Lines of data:

──────────────────────────────

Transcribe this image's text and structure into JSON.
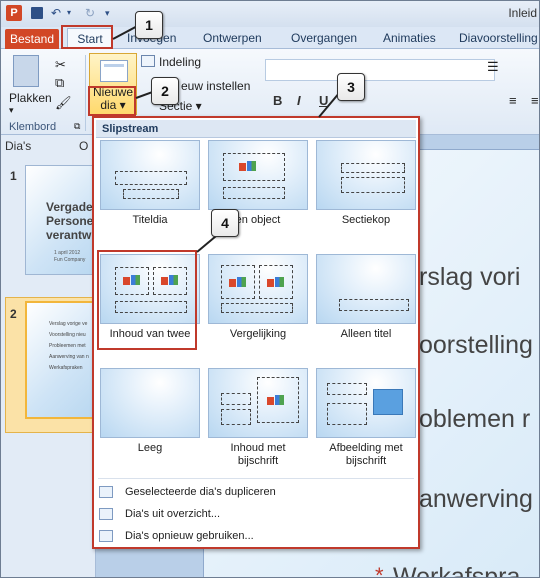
{
  "title_bar": {
    "app_icon": "P",
    "title": "Inleid"
  },
  "quick_access": {
    "save_icon": "save-icon",
    "undo_icon": "undo-icon",
    "redo_icon": "redo-icon"
  },
  "tabs": {
    "file": "Bestand",
    "active": "Start",
    "items": [
      "Invoegen",
      "Ontwerpen",
      "Overgangen",
      "Animaties",
      "Diavoorstelling"
    ]
  },
  "ribbon": {
    "paste_label": "Plakken",
    "clipboard_group": "Klembord",
    "new_slide_label_1": "Nieuwe",
    "new_slide_label_2": "dia ▾",
    "layout_label": "Indeling",
    "reset_label": "euw instellen",
    "section_label": "Sectie ▾",
    "format_buttons": [
      "B",
      "I",
      "U"
    ]
  },
  "left_panel": {
    "tab_slides": "Dia's",
    "tab_outline": "O",
    "thumbnails": [
      {
        "number": "1",
        "title_lines": [
          "Vergade",
          "Persone",
          "verantw"
        ],
        "sub": [
          "1 april 2012",
          "Fun Company"
        ]
      },
      {
        "number": "2",
        "bullets": [
          "Verslag vorige ve",
          "Voorstelling nieu",
          "Probleemen met",
          "Aanwerving van n",
          "Werkafspraken"
        ]
      }
    ]
  },
  "slide": {
    "lines": [
      "rslag vori",
      "oorstelling",
      "oblemen r",
      "anwerving",
      "Werkafspra"
    ],
    "bullet_star": "*"
  },
  "gallery": {
    "header": "Slipstream",
    "layouts": [
      {
        "name": "Titeldia"
      },
      {
        "name": "en object"
      },
      {
        "name": "Sectiekop"
      },
      {
        "name": "Inhoud van twee"
      },
      {
        "name": "Vergelijking"
      },
      {
        "name": "Alleen titel"
      },
      {
        "name": "Leeg"
      },
      {
        "name": "Inhoud met\nbijschrift"
      },
      {
        "name": "Afbeelding met\nbijschrift"
      }
    ],
    "menu": [
      {
        "label": "Geselecteerde dia's dupliceren"
      },
      {
        "label": "Dia's uit overzicht..."
      },
      {
        "label": "Dia's opnieuw gebruiken..."
      }
    ]
  },
  "callouts": [
    "1",
    "2",
    "3",
    "4"
  ],
  "colors": {
    "accent": "#c0392b",
    "file_tab": "#d24726",
    "selection": "#f2b63b"
  }
}
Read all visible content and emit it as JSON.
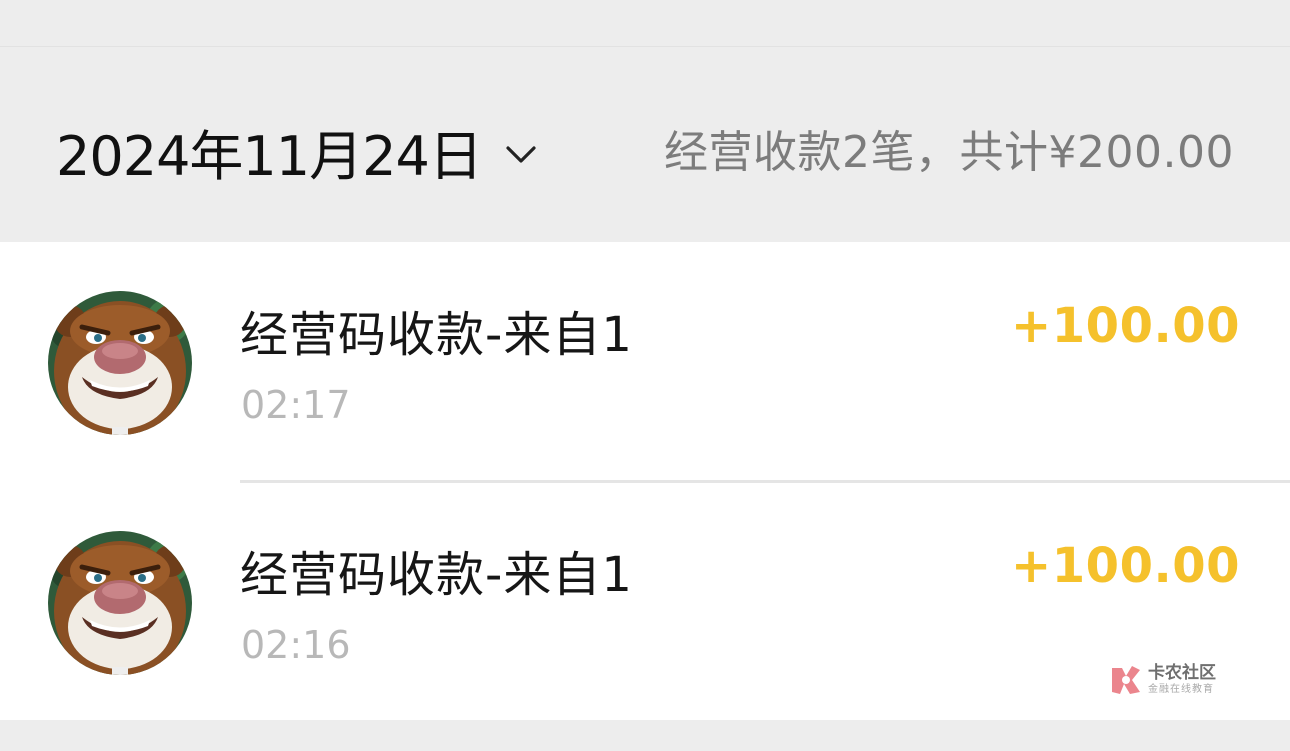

──────────────────────────────

## BRIEF:
Determine how many lines include the string "name". Give no answer but the number.

## RESPONSE TO THE TASK:
9